_CHALLENGE_: Pull out each line of the records holding the string "active".

+++ EXERCISE DATA

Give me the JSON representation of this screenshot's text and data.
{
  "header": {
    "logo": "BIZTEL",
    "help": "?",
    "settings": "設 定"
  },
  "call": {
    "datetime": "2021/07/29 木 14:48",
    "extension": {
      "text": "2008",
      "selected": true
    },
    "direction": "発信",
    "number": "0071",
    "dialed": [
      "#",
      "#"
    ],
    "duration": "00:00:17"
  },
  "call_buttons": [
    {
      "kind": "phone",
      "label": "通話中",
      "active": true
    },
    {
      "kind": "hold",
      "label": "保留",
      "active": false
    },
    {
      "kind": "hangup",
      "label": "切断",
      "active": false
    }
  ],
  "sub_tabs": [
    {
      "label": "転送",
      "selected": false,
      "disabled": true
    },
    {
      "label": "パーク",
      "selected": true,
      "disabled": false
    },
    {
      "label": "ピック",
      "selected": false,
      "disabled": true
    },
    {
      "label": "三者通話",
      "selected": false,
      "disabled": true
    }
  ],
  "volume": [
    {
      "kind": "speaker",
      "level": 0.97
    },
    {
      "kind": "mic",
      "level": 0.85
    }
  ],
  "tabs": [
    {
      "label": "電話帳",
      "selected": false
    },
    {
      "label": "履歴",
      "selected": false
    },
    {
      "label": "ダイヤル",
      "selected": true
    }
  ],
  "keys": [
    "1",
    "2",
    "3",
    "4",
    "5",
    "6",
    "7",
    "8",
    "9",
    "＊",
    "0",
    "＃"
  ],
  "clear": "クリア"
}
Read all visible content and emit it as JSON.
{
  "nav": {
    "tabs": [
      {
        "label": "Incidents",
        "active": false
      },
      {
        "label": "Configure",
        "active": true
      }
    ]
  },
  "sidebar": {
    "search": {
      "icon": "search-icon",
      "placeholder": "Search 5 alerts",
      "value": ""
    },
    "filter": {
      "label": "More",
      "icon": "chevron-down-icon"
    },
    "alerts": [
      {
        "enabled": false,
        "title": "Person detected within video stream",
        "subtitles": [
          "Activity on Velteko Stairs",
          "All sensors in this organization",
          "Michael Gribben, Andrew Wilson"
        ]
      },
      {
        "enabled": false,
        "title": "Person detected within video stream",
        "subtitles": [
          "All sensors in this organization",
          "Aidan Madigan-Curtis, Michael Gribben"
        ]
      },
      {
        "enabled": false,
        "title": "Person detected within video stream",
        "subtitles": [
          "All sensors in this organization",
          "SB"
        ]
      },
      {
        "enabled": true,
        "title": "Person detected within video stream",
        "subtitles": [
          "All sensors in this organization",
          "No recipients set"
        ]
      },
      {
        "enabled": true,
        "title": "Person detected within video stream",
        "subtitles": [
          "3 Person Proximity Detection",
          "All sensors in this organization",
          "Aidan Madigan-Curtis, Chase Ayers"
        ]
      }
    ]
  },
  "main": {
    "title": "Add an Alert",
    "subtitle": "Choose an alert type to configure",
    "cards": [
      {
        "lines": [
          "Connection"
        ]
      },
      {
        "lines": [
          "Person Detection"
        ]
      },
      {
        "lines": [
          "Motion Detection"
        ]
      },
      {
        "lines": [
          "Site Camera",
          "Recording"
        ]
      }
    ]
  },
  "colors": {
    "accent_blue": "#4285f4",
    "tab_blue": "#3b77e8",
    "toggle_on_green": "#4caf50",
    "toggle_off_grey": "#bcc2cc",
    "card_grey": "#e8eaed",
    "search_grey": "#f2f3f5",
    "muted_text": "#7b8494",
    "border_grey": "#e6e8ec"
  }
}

++++++

_SOLUTION TO THE PROBLEM_:
      "active": true
      "active": false
      "active": false
        "active": false
        "active": true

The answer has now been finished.